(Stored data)
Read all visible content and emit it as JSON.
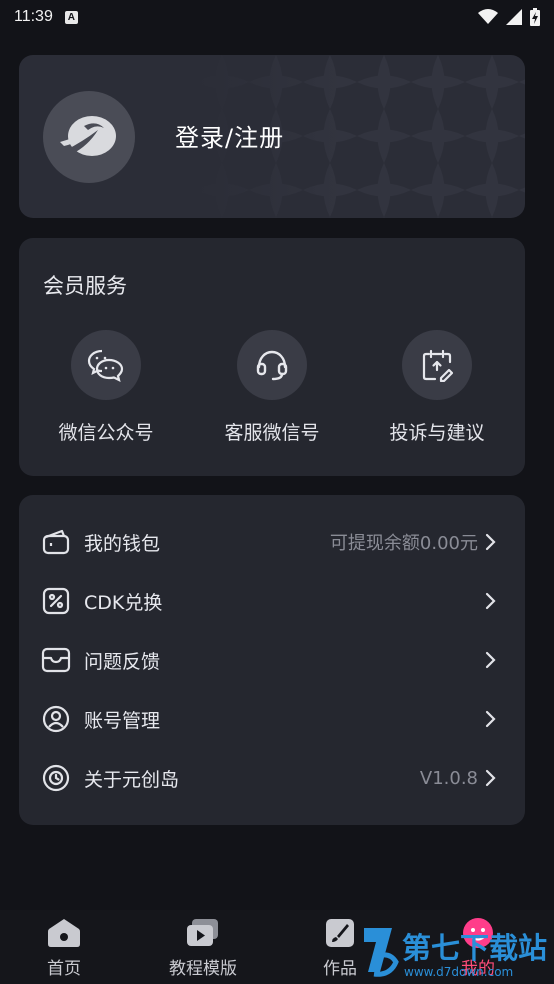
{
  "status_bar": {
    "time": "11:39",
    "notification_badge": "A"
  },
  "profile": {
    "login_label": "登录/注册"
  },
  "member_services": {
    "title": "会员服务",
    "items": [
      {
        "label": "微信公众号",
        "icon": "wechat-icon"
      },
      {
        "label": "客服微信号",
        "icon": "headset-icon"
      },
      {
        "label": "投诉与建议",
        "icon": "feedback-edit-icon"
      }
    ]
  },
  "menu": {
    "items": [
      {
        "label": "我的钱包",
        "value": "可提现余额0.00元",
        "icon": "wallet-icon"
      },
      {
        "label": "CDK兑换",
        "value": "",
        "icon": "percent-coupon-icon"
      },
      {
        "label": "问题反馈",
        "value": "",
        "icon": "inbox-icon"
      },
      {
        "label": "账号管理",
        "value": "",
        "icon": "user-circle-icon"
      },
      {
        "label": "关于元创岛",
        "value": "V1.0.8",
        "icon": "clock-icon"
      }
    ]
  },
  "bottom_nav": {
    "items": [
      {
        "label": "首页",
        "icon": "home-icon"
      },
      {
        "label": "教程模版",
        "icon": "video-icon"
      },
      {
        "label": "作品",
        "icon": "brush-icon"
      },
      {
        "label": "我的",
        "icon": "smile-icon"
      }
    ]
  },
  "watermark": {
    "brand": "第七下载站",
    "url": "www.d7down.com"
  },
  "colors": {
    "background": "#121318",
    "card": "#25272f",
    "profile_card": "#2b2d37",
    "accent": "#ff4d7a",
    "muted_text": "#8a8c96"
  }
}
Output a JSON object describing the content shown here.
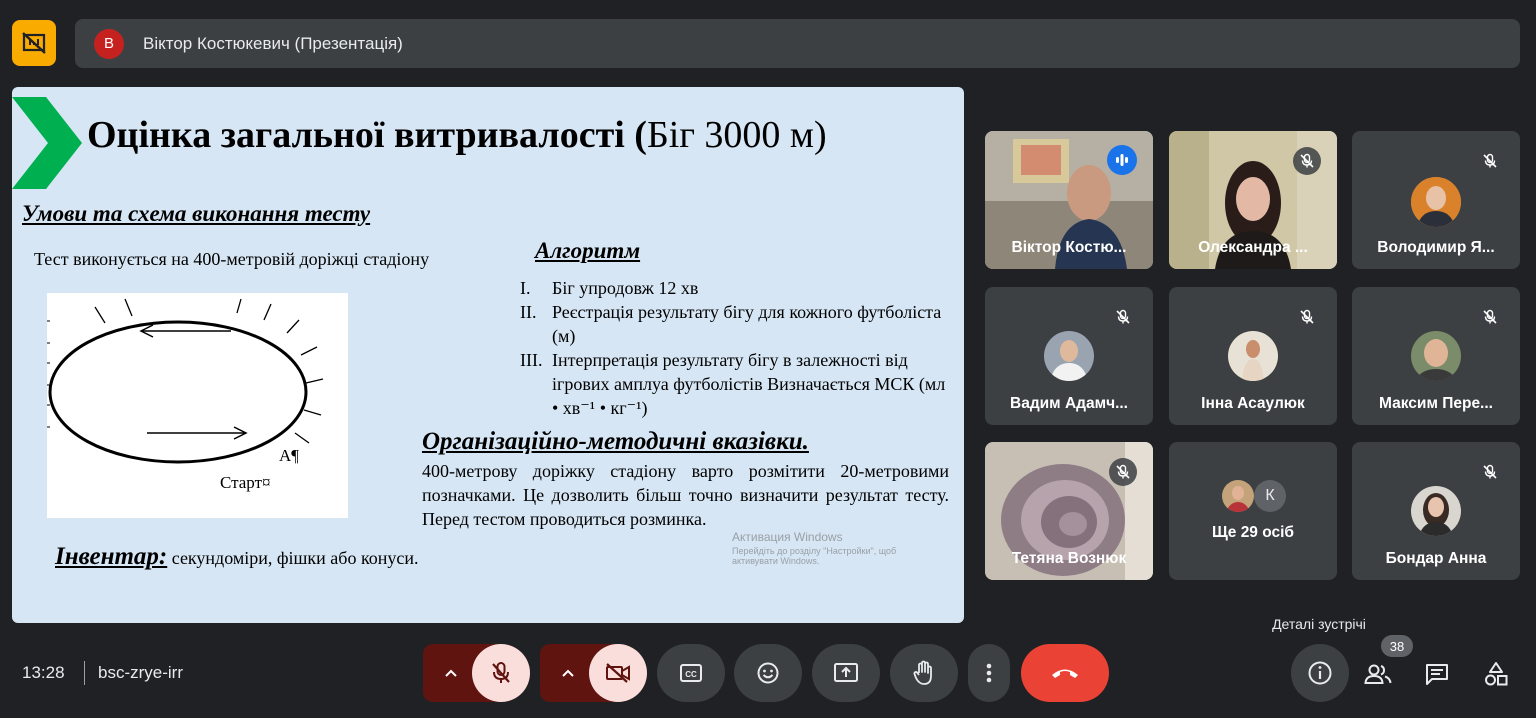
{
  "presenter": {
    "avatar_letter": "В",
    "label": "Віктор Костюкевич (Презентація)"
  },
  "slide": {
    "title_bold": "Оцінка загальної витривалості (",
    "title_normal": "Біг 3000 м)",
    "subheading": "Умови та схема виконання тесту",
    "track_note": "Тест виконується на 400-метровій доріжці стадіону",
    "algorithm_heading": "Алгоритм",
    "algorithm": [
      {
        "num": "I.",
        "text": "Біг упродовж 12 хв"
      },
      {
        "num": "II.",
        "text": "Реєстрація результату бігу для кожного футболіста (м)"
      },
      {
        "num": "III.",
        "text": "Інтерпретація результату бігу в залежності від ігрових амплуа футболістів Визначається МСК (мл • хв⁻¹ • кг⁻¹)"
      }
    ],
    "org_heading": "Організаційно-методичні вказівки.",
    "org_text": "400-метрову доріжку стадіону варто розмітити 20-метровими позначками. Це дозволить більш точно визначити результат тесту. Перед тестом проводиться розминка.",
    "inventory_label": "Інвентар:",
    "inventory_text": " секундоміри, фішки або конуси.",
    "diagram_point_a": "А¶",
    "diagram_start": "Старт¤",
    "watermark_title": "Активация Windows",
    "watermark_line1": "Перейдіть до розділу \"Настройки\", щоб",
    "watermark_line2": "активувати Windows."
  },
  "participants": [
    {
      "name": "Віктор Костю...",
      "status": "speaking"
    },
    {
      "name": "Олександра ...",
      "status": "muted"
    },
    {
      "name": "Володимир Я...",
      "status": "muted"
    },
    {
      "name": "Вадим Адамч...",
      "status": "muted"
    },
    {
      "name": "Інна Асаулюк",
      "status": "muted"
    },
    {
      "name": "Максим Пере...",
      "status": "muted"
    },
    {
      "name": "Тетяна Вознюк",
      "status": "muted"
    },
    {
      "name": "Ще 29 осіб",
      "avatar_letter": "К"
    },
    {
      "name": "Бондар Анна",
      "status": "muted"
    }
  ],
  "bottom": {
    "time": "13:28",
    "meeting_code": "bsc-zrye-irr",
    "tooltip": "Деталі зустрічі",
    "people_count": "38"
  },
  "colors": {
    "accent": "#8ab4f8",
    "end_call": "#ea4335",
    "muted_bg": "#f9dedc",
    "caret_bg": "#601410",
    "present": "#f9ab00"
  }
}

| TASK PROMPT |
Write out the data precisely as given, excluding the pictures.

| THE RESPONSE |
Read all visible content and emit it as JSON.
{
  "status_bar": {
    "time": "11:39",
    "notification_badge": "A"
  },
  "profile": {
    "login_label": "登录/注册"
  },
  "member_services": {
    "title": "会员服务",
    "items": [
      {
        "label": "微信公众号",
        "icon": "wechat-icon"
      },
      {
        "label": "客服微信号",
        "icon": "headset-icon"
      },
      {
        "label": "投诉与建议",
        "icon": "feedback-edit-icon"
      }
    ]
  },
  "menu": {
    "items": [
      {
        "label": "我的钱包",
        "value": "可提现余额0.00元",
        "icon": "wallet-icon"
      },
      {
        "label": "CDK兑换",
        "value": "",
        "icon": "percent-coupon-icon"
      },
      {
        "label": "问题反馈",
        "value": "",
        "icon": "inbox-icon"
      },
      {
        "label": "账号管理",
        "value": "",
        "icon": "user-circle-icon"
      },
      {
        "label": "关于元创岛",
        "value": "V1.0.8",
        "icon": "clock-icon"
      }
    ]
  },
  "bottom_nav": {
    "items": [
      {
        "label": "首页",
        "icon": "home-icon"
      },
      {
        "label": "教程模版",
        "icon": "video-icon"
      },
      {
        "label": "作品",
        "icon": "brush-icon"
      },
      {
        "label": "我的",
        "icon": "smile-icon"
      }
    ]
  },
  "watermark": {
    "brand": "第七下载站",
    "url": "www.d7down.com"
  },
  "colors": {
    "background": "#121318",
    "card": "#25272f",
    "profile_card": "#2b2d37",
    "accent": "#ff4d7a",
    "muted_text": "#8a8c96"
  }
}
Output a JSON object describing the content shown here.
{
  "presenter": {
    "avatar_letter": "В",
    "label": "Віктор Костюкевич (Презентація)"
  },
  "slide": {
    "title_bold": "Оцінка загальної витривалості (",
    "title_normal": "Біг 3000 м)",
    "subheading": "Умови та схема виконання тесту",
    "track_note": "Тест виконується на 400-метровій доріжці стадіону",
    "algorithm_heading": "Алгоритм",
    "algorithm": [
      {
        "num": "I.",
        "text": "Біг упродовж 12 хв"
      },
      {
        "num": "II.",
        "text": "Реєстрація результату бігу для кожного футболіста (м)"
      },
      {
        "num": "III.",
        "text": "Інтерпретація результату бігу в залежності від ігрових амплуа футболістів Визначається МСК (мл • хв⁻¹ • кг⁻¹)"
      }
    ],
    "org_heading": "Організаційно-методичні вказівки.",
    "org_text": "400-метрову доріжку стадіону варто розмітити 20-метровими позначками. Це дозволить більш точно визначити результат тесту. Перед тестом проводиться розминка.",
    "inventory_label": "Інвентар:",
    "inventory_text": " секундоміри, фішки або конуси.",
    "diagram_point_a": "А¶",
    "diagram_start": "Старт¤",
    "watermark_title": "Активация Windows",
    "watermark_line1": "Перейдіть до розділу \"Настройки\", щоб",
    "watermark_line2": "активувати Windows."
  },
  "participants": [
    {
      "name": "Віктор Костю...",
      "status": "speaking"
    },
    {
      "name": "Олександра ...",
      "status": "muted"
    },
    {
      "name": "Володимир Я...",
      "status": "muted"
    },
    {
      "name": "Вадим Адамч...",
      "status": "muted"
    },
    {
      "name": "Інна Асаулюк",
      "status": "muted"
    },
    {
      "name": "Максим Пере...",
      "status": "muted"
    },
    {
      "name": "Тетяна Вознюк",
      "status": "muted"
    },
    {
      "name": "Ще 29 осіб",
      "avatar_letter": "К"
    },
    {
      "name": "Бондар Анна",
      "status": "muted"
    }
  ],
  "bottom": {
    "time": "13:28",
    "meeting_code": "bsc-zrye-irr",
    "tooltip": "Деталі зустрічі",
    "people_count": "38"
  },
  "colors": {
    "accent": "#8ab4f8",
    "end_call": "#ea4335",
    "muted_bg": "#f9dedc",
    "caret_bg": "#601410",
    "present": "#f9ab00"
  }
}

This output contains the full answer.